— START MATERIAL TO PROCESS —

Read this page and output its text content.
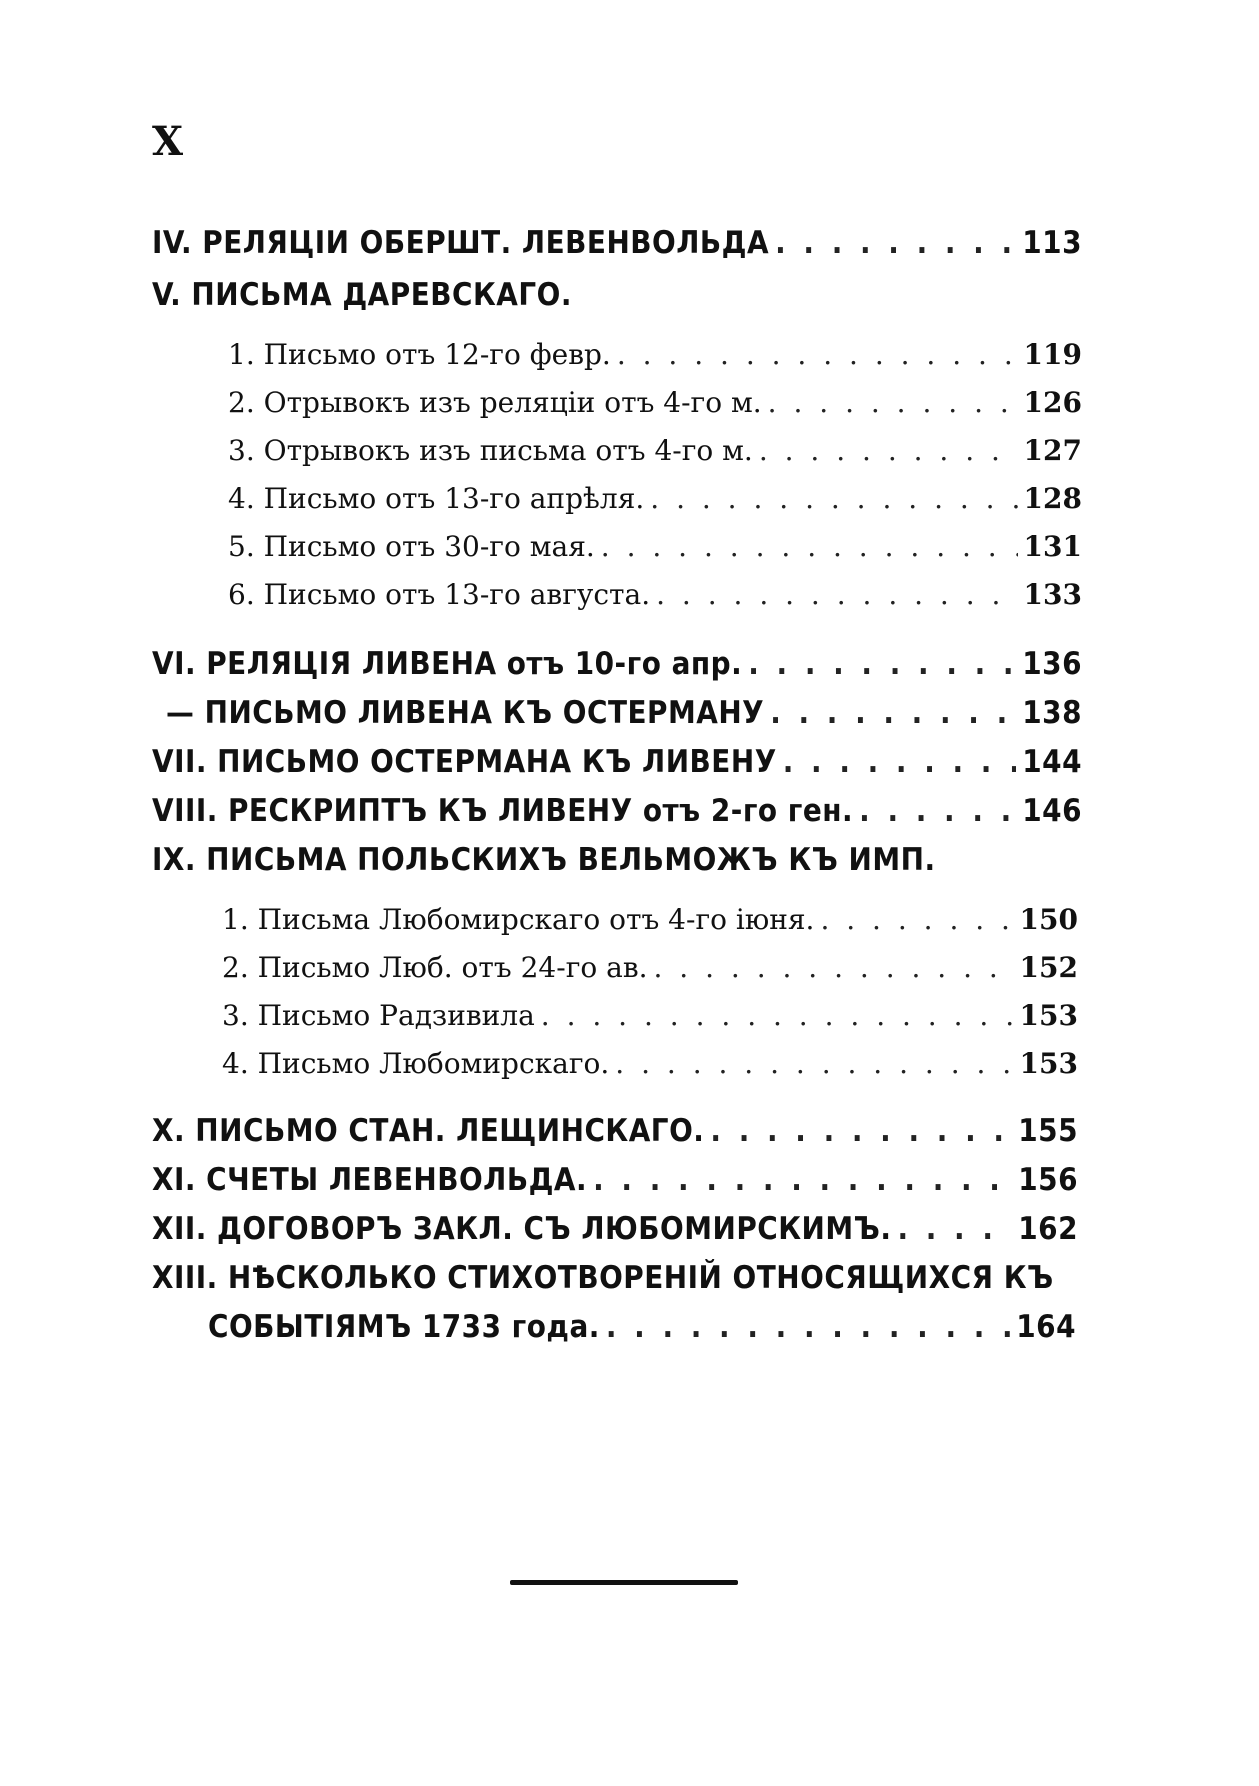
X
IV. РЕЛЯЦІИ ОБЕРШТ. ЛЕВЕНВОЛЬДА . . .	113
V. ПИСЬМА ДАРЕВСКАГО.
1. Письмо отъ 12-го февр. . . .	119
2. Отрывокъ изъ реляціи отъ 4-го м. . . .	126
3. Отрывокъ изъ письма отъ 4-го м. . . .	127
4. Письмо отъ 13-го апрѣля. . . .	128
5. Письмо отъ 30-го мая. . . .	131
6. Письмо отъ 13-го августа. . . .	133
VI. РЕЛЯЦІЯ ЛИВЕНА отъ 10-го апр. . . .	136
— ПИСЬМО ЛИВЕНА КЪ ОСТЕРМАНУ . . .	138
VII. ПИСЬМО ОСТЕРМАНА КЪ ЛИВЕНУ . . .	144
VIII. РЕСКРИПТЪ КЪ ЛИВЕНУ отъ 2-го ген. . . .	146
IX. ПИСЬМА ПОЛЬСКИХЪ ВЕЛЬМОЖЪ КЪ ИМП.
1. Письма Любомирскаго отъ 4-го іюня. . . .	150
2. Письмо Люб. отъ 24-го ав. . . .	152
3. Письмо Радзивила . . .	153
4. Письмо Любомирскаго. . . .	153
X. ПИСЬМО СТАН. ЛЕЩИНСКАГО. . . .	155
XI. СЧЕТЫ ЛЕВЕНВОЛЬДА. . . .	156
XII. ДОГОВОРЪ ЗАКЛ. СЪ ЛЮБОМИРСКИМЪ. . . .	162
XIII. НѢСКОЛЬКО СТИХОТВОРЕНІЙ ОТНОСЯЩИХСЯ КЪ
СОБЫТІЯМЪ 1733 года. . . .	164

— END MATERIAL TO PROCESS —

Return the records exactly. Don't carry the pictures over.

Read this page and output its text content.
X
IV. РЕЛЯЦІИ ОБЕРШТ. ЛЕВЕНВОЛЬДА . . .	113
V. ПИСЬМА ДАРЕВСКАГО.
1. Письмо отъ 12-го февр. . . .	119
2. Отрывокъ изъ реляціи отъ 4-го м. . . .	126
3. Отрывокъ изъ письма отъ 4-го м. . . .	127
4. Письмо отъ 13-го апрѣля. . . .	128
5. Письмо отъ 30-го мая. . . .	131
6. Письмо отъ 13-го августа. . . .	133
VI. РЕЛЯЦІЯ ЛИВЕНА отъ 10-го апр. . . .	136
— ПИСЬМО ЛИВЕНА КЪ ОСТЕРМАНУ . . .	138
VII. ПИСЬМО ОСТЕРМАНА КЪ ЛИВЕНУ . . .	144
VIII. РЕСКРИПТЪ КЪ ЛИВЕНУ отъ 2-го ген. . . .	146
IX. ПИСЬМА ПОЛЬСКИХЪ ВЕЛЬМОЖЪ КЪ ИМП.
1. Письма Любомирскаго отъ 4-го іюня. . . .	150
2. Письмо Люб. отъ 24-го ав. . . .	152
3. Письмо Радзивила . . .	153
4. Письмо Любомирскаго. . . .	153
X. ПИСЬМО СТАН. ЛЕЩИНСКАГО. . . .	155
XI. СЧЕТЫ ЛЕВЕНВОЛЬДА. . . .	156
XII. ДОГОВОРЪ ЗАКЛ. СЪ ЛЮБОМИРСКИМЪ. . . .	162
XIII. НѢСКОЛЬКО СТИХОТВОРЕНІЙ ОТНОСЯЩИХСЯ КЪ
СОБЫТІЯМЪ 1733 года. . . .	164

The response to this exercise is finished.